> [Aim of the task]:
Wherever the string "access" occurs in a line of these records, report that line.

=== Provided records ===

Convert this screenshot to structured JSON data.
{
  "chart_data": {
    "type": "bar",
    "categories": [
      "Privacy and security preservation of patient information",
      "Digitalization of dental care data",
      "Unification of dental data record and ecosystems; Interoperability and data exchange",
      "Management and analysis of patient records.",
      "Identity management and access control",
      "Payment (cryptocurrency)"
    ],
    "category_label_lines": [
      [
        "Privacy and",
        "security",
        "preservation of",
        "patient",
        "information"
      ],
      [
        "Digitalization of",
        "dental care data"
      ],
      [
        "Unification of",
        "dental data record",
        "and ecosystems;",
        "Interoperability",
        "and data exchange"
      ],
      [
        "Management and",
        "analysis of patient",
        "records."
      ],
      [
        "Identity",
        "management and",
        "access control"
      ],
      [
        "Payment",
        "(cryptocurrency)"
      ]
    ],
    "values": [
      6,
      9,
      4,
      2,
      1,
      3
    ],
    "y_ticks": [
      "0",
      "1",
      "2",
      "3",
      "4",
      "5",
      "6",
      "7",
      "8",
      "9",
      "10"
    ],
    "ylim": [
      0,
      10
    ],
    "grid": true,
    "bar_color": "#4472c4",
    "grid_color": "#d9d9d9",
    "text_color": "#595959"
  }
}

===

> [Exercise output]:
      "Identity management and access control",
        "access control"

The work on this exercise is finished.